**Exercise**
Give the listing again exactly, omitting its images.
++++++++++++++++++++
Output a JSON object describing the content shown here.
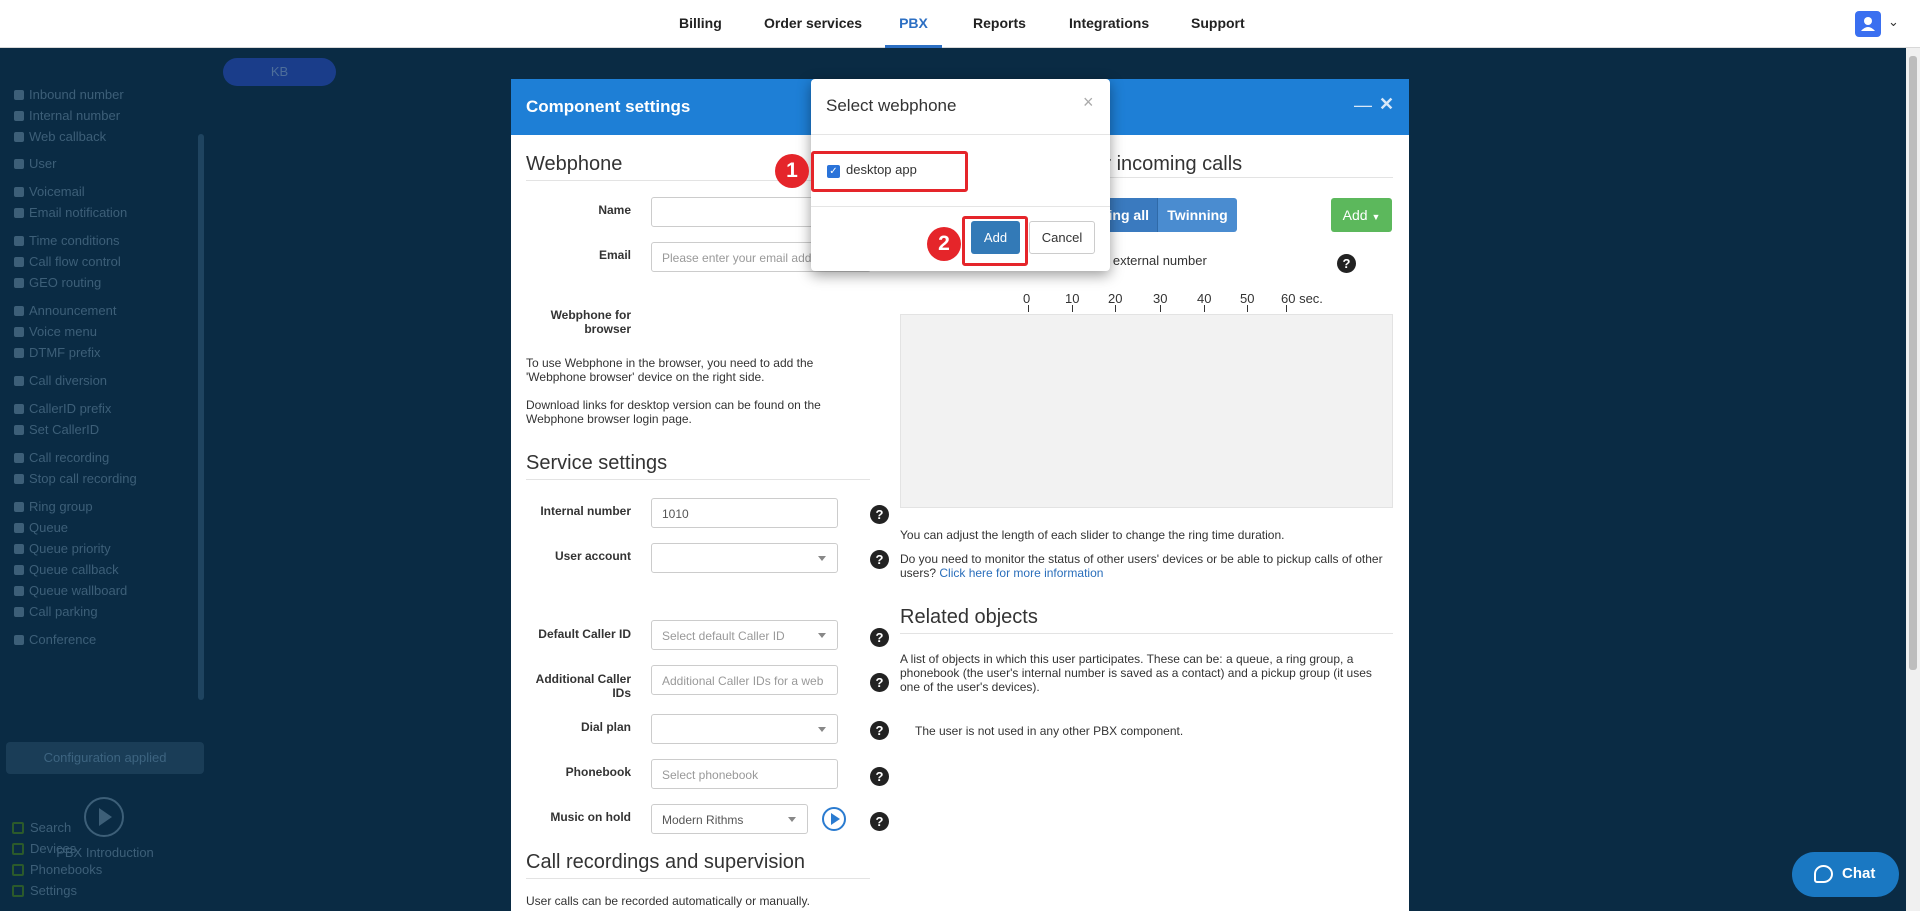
{
  "topnav": {
    "tabs": [
      {
        "label": "Billing"
      },
      {
        "label": "Order services"
      },
      {
        "label": "PBX"
      },
      {
        "label": "Reports"
      },
      {
        "label": "Integrations"
      },
      {
        "label": "Support"
      }
    ],
    "active_tab": "PBX"
  },
  "sidebar": {
    "items": [
      {
        "label": "Inbound number"
      },
      {
        "label": "Internal number"
      },
      {
        "label": "Web callback"
      },
      {
        "label": "User"
      },
      {
        "label": "Voicemail"
      },
      {
        "label": "Email notification"
      },
      {
        "label": "Time conditions"
      },
      {
        "label": "Call flow control"
      },
      {
        "label": "GEO routing"
      },
      {
        "label": "Announcement"
      },
      {
        "label": "Voice menu"
      },
      {
        "label": "DTMF prefix"
      },
      {
        "label": "Call diversion"
      },
      {
        "label": "CallerID prefix"
      },
      {
        "label": "Set CallerID"
      },
      {
        "label": "Call recording"
      },
      {
        "label": "Stop call recording"
      },
      {
        "label": "Ring group"
      },
      {
        "label": "Queue"
      },
      {
        "label": "Queue priority"
      },
      {
        "label": "Queue callback"
      },
      {
        "label": "Queue wallboard"
      },
      {
        "label": "Call parking"
      },
      {
        "label": "Conference"
      }
    ],
    "config_applied": "Configuration applied",
    "intro_label": "PBX Introduction",
    "links": [
      {
        "label": "Search"
      },
      {
        "label": "Devices"
      },
      {
        "label": "Phonebooks"
      },
      {
        "label": "Settings"
      }
    ]
  },
  "kb_button": "KB",
  "panel": {
    "title": "Component settings",
    "webphone_title": "Webphone",
    "name_label": "Name",
    "email_label": "Email",
    "email_placeholder": "Please enter your email add",
    "webphone_browser_label": "Webphone for browser",
    "webphone_info_1": "To use Webphone in the browser, you need to add the 'Webphone browser' device on the right side.",
    "webphone_info_2": "Download links for desktop version can be found on the Webphone browser login page.",
    "service_title": "Service settings",
    "internal_number_label": "Internal number",
    "internal_number_value": "1010",
    "user_account_label": "User account",
    "default_callerid_label": "Default Caller ID",
    "default_callerid_placeholder": "Select default Caller ID",
    "additional_callerid_label": "Additional Caller IDs",
    "additional_callerid_placeholder": "Additional Caller IDs for a web",
    "dial_plan_label": "Dial plan",
    "phonebook_label": "Phonebook",
    "phonebook_placeholder": "Select phonebook",
    "moh_label": "Music on hold",
    "moh_value": "Modern Rithms",
    "call_rec_title": "Call recordings and supervision",
    "call_rec_text": "User calls can be recorded automatically or manually.",
    "incoming_title": "g for incoming calls",
    "ring_all_label": "ing all",
    "twinning_label": "Twinning",
    "add_label": "Add",
    "external_number_text": "n external number",
    "ring_ticks": [
      "0",
      "10",
      "20",
      "30",
      "40",
      "50",
      "60 sec."
    ],
    "slider_info": "You can adjust the length of each slider to change the ring time duration.",
    "monitor_info": "Do you need to monitor the status of other users' devices or be able to pickup calls of other users?",
    "monitor_link": "Click here for more information",
    "related_title": "Related objects",
    "related_info": "A list of objects in which this user participates. These can be: a queue, a ring group, a phonebook (the user's internal number is saved as a contact) and a pickup group (it uses one of the user's devices).",
    "related_empty": "The user is not used in any other PBX component."
  },
  "dialog": {
    "title": "Select webphone",
    "option_label": "desktop app",
    "option_checked": true,
    "add_label": "Add",
    "cancel_label": "Cancel"
  },
  "annotations": {
    "step1": "1",
    "step2": "2",
    "color": "#e5252a"
  },
  "chat": {
    "label": "Chat"
  },
  "colors": {
    "panel_header": "#1e7fd6",
    "sidebar_bg": "#0a2b44",
    "primary_button": "#337ab7",
    "add_green": "#5cb85c"
  }
}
++++++++++++++++++++
**The response**
Output a JSON object describing the content shown here.
{
  "topnav": {
    "tabs": [
      {
        "label": "Billing"
      },
      {
        "label": "Order services"
      },
      {
        "label": "PBX"
      },
      {
        "label": "Reports"
      },
      {
        "label": "Integrations"
      },
      {
        "label": "Support"
      }
    ],
    "active_tab": "PBX"
  },
  "sidebar": {
    "items": [
      {
        "label": "Inbound number"
      },
      {
        "label": "Internal number"
      },
      {
        "label": "Web callback"
      },
      {
        "label": "User"
      },
      {
        "label": "Voicemail"
      },
      {
        "label": "Email notification"
      },
      {
        "label": "Time conditions"
      },
      {
        "label": "Call flow control"
      },
      {
        "label": "GEO routing"
      },
      {
        "label": "Announcement"
      },
      {
        "label": "Voice menu"
      },
      {
        "label": "DTMF prefix"
      },
      {
        "label": "Call diversion"
      },
      {
        "label": "CallerID prefix"
      },
      {
        "label": "Set CallerID"
      },
      {
        "label": "Call recording"
      },
      {
        "label": "Stop call recording"
      },
      {
        "label": "Ring group"
      },
      {
        "label": "Queue"
      },
      {
        "label": "Queue priority"
      },
      {
        "label": "Queue callback"
      },
      {
        "label": "Queue wallboard"
      },
      {
        "label": "Call parking"
      },
      {
        "label": "Conference"
      }
    ],
    "config_applied": "Configuration applied",
    "intro_label": "PBX Introduction",
    "links": [
      {
        "label": "Search"
      },
      {
        "label": "Devices"
      },
      {
        "label": "Phonebooks"
      },
      {
        "label": "Settings"
      }
    ]
  },
  "kb_button": "KB",
  "panel": {
    "title": "Component settings",
    "webphone_title": "Webphone",
    "name_label": "Name",
    "email_label": "Email",
    "email_placeholder": "Please enter your email add",
    "webphone_browser_label": "Webphone for browser",
    "webphone_info_1": "To use Webphone in the browser, you need to add the 'Webphone browser' device on the right side.",
    "webphone_info_2": "Download links for desktop version can be found on the Webphone browser login page.",
    "service_title": "Service settings",
    "internal_number_label": "Internal number",
    "internal_number_value": "1010",
    "user_account_label": "User account",
    "default_callerid_label": "Default Caller ID",
    "default_callerid_placeholder": "Select default Caller ID",
    "additional_callerid_label": "Additional Caller IDs",
    "additional_callerid_placeholder": "Additional Caller IDs for a web",
    "dial_plan_label": "Dial plan",
    "phonebook_label": "Phonebook",
    "phonebook_placeholder": "Select phonebook",
    "moh_label": "Music on hold",
    "moh_value": "Modern Rithms",
    "call_rec_title": "Call recordings and supervision",
    "call_rec_text": "User calls can be recorded automatically or manually.",
    "incoming_title": "g for incoming calls",
    "ring_all_label": "ing all",
    "twinning_label": "Twinning",
    "add_label": "Add",
    "external_number_text": "n external number",
    "ring_ticks": [
      "0",
      "10",
      "20",
      "30",
      "40",
      "50",
      "60 sec."
    ],
    "slider_info": "You can adjust the length of each slider to change the ring time duration.",
    "monitor_info": "Do you need to monitor the status of other users' devices or be able to pickup calls of other users?",
    "monitor_link": "Click here for more information",
    "related_title": "Related objects",
    "related_info": "A list of objects in which this user participates. These can be: a queue, a ring group, a phonebook (the user's internal number is saved as a contact) and a pickup group (it uses one of the user's devices).",
    "related_empty": "The user is not used in any other PBX component."
  },
  "dialog": {
    "title": "Select webphone",
    "option_label": "desktop app",
    "option_checked": true,
    "add_label": "Add",
    "cancel_label": "Cancel"
  },
  "annotations": {
    "step1": "1",
    "step2": "2",
    "color": "#e5252a"
  },
  "chat": {
    "label": "Chat"
  },
  "colors": {
    "panel_header": "#1e7fd6",
    "sidebar_bg": "#0a2b44",
    "primary_button": "#337ab7",
    "add_green": "#5cb85c"
  }
}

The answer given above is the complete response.